--- Task statement ---
Exactly how many lines in the data below contain the string "separate"? Give that number and nothing else.

--- Extracts from a graphics dataset ---

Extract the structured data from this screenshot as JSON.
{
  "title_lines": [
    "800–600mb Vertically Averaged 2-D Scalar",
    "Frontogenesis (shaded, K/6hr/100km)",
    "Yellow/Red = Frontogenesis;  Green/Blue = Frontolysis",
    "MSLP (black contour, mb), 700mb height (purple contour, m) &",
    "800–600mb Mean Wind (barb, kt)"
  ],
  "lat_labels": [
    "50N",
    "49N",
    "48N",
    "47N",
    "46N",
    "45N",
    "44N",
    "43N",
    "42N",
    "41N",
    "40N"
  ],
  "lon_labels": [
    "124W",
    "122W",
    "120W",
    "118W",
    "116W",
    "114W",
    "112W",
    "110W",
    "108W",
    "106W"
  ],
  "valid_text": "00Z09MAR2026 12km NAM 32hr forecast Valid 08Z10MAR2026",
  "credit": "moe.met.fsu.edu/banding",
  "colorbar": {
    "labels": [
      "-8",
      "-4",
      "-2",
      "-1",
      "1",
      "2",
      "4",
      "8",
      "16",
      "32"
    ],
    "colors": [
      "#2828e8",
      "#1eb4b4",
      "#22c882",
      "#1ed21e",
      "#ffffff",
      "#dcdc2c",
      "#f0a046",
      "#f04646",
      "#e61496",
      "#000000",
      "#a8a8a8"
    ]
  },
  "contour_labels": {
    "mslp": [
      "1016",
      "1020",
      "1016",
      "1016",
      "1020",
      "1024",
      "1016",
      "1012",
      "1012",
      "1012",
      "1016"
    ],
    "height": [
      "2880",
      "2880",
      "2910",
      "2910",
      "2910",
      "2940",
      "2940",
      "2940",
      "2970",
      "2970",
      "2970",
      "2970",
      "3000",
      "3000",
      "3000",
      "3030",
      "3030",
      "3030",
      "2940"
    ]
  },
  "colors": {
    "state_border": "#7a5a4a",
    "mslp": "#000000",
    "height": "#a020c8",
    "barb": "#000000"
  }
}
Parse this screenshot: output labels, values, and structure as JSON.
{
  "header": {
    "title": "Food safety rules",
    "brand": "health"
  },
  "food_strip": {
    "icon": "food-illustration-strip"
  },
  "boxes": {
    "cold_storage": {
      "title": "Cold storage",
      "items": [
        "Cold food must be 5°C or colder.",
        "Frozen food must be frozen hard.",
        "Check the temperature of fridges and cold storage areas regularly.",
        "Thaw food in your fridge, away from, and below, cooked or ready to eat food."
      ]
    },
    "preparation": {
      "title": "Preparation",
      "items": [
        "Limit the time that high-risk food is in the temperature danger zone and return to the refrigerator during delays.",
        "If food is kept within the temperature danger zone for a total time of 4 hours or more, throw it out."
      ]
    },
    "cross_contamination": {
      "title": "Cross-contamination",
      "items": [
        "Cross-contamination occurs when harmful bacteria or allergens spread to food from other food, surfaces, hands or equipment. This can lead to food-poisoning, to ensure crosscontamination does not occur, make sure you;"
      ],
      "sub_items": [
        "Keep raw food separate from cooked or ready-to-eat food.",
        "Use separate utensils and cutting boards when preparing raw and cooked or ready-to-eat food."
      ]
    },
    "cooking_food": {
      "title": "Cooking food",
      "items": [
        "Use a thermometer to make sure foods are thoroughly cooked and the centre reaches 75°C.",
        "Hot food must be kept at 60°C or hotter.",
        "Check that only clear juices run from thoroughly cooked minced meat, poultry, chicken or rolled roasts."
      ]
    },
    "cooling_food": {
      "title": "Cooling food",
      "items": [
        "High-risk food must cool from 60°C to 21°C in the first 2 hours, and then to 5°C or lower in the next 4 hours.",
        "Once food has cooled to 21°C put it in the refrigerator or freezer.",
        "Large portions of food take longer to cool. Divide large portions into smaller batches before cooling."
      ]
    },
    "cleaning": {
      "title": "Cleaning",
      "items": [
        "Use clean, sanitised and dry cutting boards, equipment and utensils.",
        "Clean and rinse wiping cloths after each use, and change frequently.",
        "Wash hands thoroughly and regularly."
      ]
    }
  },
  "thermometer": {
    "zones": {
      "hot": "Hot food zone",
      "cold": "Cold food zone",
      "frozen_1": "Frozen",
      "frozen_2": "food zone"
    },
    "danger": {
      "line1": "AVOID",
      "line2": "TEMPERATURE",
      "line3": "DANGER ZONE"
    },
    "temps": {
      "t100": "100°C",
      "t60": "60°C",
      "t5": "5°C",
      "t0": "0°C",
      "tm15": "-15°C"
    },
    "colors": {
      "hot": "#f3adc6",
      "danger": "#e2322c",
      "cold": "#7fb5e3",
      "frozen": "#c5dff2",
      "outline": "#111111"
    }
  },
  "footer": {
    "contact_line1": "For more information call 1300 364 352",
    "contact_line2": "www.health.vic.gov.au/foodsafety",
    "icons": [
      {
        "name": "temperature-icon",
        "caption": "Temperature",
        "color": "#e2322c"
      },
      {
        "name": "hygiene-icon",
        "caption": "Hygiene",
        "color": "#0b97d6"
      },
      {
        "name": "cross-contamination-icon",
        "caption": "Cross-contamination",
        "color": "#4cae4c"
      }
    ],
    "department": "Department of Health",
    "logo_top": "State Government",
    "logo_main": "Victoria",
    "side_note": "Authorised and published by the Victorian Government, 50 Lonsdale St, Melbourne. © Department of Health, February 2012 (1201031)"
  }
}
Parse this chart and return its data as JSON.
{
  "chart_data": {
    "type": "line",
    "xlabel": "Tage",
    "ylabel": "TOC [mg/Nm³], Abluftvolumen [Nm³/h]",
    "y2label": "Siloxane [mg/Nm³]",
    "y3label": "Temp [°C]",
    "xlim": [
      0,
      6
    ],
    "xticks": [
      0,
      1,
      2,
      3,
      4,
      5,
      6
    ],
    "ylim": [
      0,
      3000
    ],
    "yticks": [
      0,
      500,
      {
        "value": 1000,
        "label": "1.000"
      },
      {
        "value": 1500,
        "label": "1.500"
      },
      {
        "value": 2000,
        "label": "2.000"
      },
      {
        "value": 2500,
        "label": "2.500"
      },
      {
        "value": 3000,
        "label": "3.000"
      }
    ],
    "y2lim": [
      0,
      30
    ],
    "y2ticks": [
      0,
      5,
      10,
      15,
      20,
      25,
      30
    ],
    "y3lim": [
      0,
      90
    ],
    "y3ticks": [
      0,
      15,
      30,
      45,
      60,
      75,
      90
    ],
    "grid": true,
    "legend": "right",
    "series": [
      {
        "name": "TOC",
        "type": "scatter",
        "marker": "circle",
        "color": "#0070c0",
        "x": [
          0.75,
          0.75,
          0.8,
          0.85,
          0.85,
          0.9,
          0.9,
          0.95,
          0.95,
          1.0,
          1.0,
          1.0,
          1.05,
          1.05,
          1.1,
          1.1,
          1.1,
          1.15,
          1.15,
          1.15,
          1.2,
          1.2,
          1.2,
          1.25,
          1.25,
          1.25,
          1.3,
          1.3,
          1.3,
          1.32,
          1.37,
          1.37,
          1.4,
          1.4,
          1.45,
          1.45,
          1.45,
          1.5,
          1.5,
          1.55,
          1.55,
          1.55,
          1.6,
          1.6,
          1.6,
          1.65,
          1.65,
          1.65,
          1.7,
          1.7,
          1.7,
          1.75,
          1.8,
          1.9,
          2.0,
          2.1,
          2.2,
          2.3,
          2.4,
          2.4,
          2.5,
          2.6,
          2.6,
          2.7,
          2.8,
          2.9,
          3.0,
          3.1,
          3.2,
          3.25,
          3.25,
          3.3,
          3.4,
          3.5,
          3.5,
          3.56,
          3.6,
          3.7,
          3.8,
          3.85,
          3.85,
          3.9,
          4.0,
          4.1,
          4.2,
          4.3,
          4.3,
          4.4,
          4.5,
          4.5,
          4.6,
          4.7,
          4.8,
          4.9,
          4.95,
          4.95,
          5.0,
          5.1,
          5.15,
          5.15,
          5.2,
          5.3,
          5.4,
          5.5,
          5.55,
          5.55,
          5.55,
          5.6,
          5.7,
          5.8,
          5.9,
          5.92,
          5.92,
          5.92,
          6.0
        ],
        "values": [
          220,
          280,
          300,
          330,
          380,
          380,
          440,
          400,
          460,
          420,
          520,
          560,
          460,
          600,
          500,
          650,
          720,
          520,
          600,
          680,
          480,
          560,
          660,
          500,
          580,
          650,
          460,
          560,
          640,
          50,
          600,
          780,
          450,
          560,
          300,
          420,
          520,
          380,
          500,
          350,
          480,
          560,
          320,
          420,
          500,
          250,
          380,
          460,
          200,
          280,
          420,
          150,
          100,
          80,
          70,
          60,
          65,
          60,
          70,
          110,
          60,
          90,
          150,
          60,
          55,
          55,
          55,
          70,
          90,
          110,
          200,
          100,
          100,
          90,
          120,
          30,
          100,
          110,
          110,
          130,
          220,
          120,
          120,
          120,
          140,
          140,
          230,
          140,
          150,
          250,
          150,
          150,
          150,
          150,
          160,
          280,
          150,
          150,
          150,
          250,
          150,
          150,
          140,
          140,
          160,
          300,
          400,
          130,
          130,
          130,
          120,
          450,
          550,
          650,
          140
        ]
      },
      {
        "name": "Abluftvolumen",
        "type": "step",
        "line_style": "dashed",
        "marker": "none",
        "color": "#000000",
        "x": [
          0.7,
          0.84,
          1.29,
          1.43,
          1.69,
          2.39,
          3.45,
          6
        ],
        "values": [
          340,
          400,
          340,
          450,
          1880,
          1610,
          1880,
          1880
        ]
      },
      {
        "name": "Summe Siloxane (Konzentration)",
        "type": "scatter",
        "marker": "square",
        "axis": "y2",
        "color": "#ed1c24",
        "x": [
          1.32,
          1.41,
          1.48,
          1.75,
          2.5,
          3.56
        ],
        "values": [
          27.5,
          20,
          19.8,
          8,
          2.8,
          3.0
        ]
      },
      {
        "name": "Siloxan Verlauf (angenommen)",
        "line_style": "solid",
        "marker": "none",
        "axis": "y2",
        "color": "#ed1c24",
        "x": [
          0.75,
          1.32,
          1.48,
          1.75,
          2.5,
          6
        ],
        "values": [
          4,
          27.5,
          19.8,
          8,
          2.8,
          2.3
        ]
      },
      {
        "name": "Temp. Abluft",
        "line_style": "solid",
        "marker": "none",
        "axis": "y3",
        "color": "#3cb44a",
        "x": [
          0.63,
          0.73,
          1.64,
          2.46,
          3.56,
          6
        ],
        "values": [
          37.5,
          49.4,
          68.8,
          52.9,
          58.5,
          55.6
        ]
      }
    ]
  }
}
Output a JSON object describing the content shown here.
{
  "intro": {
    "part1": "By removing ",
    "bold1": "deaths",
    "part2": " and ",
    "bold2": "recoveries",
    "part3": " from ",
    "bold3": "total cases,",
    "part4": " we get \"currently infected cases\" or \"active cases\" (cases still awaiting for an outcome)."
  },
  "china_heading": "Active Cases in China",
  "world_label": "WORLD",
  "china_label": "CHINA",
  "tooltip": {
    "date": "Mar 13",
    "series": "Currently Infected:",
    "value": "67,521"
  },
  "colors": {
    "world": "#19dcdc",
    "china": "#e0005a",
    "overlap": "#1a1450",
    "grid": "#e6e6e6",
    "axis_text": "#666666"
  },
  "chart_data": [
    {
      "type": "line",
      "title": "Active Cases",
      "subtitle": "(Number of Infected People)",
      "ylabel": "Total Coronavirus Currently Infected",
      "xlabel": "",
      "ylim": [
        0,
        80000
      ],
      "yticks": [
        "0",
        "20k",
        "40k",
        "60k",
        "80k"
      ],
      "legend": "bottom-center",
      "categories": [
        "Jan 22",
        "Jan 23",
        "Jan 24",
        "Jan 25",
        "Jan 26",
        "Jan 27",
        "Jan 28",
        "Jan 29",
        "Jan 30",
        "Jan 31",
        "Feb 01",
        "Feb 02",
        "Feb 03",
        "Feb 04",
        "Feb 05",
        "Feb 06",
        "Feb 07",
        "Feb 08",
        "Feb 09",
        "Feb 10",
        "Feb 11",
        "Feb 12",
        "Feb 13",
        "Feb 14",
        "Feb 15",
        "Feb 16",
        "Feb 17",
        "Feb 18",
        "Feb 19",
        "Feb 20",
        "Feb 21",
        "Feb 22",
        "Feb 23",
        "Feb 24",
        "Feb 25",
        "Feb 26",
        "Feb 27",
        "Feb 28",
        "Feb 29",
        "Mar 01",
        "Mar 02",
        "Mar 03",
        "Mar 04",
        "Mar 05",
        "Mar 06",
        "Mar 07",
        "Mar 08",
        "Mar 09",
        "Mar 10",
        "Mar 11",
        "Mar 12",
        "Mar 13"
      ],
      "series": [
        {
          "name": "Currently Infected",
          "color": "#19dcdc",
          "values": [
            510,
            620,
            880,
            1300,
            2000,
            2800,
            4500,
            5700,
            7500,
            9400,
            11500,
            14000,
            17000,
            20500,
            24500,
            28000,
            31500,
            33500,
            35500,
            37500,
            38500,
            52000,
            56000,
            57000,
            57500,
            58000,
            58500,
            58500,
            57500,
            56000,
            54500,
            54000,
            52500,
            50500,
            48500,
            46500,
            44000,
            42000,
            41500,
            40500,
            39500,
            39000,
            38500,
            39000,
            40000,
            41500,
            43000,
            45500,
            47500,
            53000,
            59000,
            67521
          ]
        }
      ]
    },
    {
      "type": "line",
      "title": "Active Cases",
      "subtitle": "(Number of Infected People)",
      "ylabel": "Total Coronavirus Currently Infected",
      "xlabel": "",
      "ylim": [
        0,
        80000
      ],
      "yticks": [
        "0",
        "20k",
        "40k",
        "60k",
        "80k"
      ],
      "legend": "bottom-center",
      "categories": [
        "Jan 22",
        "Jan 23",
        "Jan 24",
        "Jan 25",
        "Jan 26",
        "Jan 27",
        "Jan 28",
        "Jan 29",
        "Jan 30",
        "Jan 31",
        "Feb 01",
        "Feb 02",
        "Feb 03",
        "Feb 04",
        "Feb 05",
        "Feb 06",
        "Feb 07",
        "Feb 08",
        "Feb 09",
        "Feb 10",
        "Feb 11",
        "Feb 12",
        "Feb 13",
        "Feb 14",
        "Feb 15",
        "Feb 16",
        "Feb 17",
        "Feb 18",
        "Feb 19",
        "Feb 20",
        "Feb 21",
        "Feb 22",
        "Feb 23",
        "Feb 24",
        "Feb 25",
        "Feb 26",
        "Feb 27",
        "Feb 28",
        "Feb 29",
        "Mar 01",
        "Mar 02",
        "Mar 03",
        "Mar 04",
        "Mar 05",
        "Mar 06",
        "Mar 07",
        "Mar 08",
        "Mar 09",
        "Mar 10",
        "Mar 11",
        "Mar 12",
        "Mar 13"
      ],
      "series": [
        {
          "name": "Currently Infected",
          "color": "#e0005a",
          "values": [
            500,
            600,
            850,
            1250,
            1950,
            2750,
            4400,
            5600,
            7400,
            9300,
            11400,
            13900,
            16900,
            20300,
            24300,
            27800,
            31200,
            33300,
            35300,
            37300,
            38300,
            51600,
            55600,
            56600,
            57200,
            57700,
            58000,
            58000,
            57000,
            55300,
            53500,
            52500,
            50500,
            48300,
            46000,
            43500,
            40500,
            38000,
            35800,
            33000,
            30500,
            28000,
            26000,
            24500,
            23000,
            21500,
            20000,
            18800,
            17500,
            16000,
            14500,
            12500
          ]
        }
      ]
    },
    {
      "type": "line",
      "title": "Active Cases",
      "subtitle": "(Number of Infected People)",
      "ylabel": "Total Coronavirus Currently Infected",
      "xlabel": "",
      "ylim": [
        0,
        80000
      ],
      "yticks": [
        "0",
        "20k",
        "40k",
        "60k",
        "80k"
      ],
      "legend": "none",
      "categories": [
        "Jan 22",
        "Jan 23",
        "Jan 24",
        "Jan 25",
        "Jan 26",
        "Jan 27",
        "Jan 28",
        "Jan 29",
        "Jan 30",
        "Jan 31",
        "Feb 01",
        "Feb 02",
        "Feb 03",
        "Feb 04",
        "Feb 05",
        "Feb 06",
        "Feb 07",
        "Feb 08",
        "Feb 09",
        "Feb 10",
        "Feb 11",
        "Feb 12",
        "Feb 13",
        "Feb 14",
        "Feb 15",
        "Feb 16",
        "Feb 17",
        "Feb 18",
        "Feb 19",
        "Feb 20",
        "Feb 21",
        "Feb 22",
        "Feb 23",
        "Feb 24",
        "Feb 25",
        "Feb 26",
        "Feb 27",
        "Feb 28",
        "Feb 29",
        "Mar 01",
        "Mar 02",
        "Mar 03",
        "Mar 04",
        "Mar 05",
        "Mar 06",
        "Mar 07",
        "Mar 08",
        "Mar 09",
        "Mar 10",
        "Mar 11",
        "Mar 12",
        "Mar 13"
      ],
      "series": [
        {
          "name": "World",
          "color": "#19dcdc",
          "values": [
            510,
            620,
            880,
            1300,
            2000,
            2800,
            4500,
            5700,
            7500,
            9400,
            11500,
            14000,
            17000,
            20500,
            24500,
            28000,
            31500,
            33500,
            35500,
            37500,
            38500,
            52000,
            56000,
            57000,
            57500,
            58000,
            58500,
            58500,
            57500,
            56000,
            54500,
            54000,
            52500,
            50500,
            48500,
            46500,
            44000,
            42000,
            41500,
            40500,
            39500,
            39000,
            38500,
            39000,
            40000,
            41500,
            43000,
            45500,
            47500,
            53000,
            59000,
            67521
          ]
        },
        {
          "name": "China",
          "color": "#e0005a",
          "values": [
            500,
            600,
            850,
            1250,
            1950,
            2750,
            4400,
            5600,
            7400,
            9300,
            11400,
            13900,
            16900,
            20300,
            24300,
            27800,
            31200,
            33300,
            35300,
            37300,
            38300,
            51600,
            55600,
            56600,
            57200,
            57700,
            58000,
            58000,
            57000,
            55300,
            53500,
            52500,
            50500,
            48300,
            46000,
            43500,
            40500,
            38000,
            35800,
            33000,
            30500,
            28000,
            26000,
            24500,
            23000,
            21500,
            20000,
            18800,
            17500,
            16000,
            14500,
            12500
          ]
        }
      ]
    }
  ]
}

--- Task response ---
2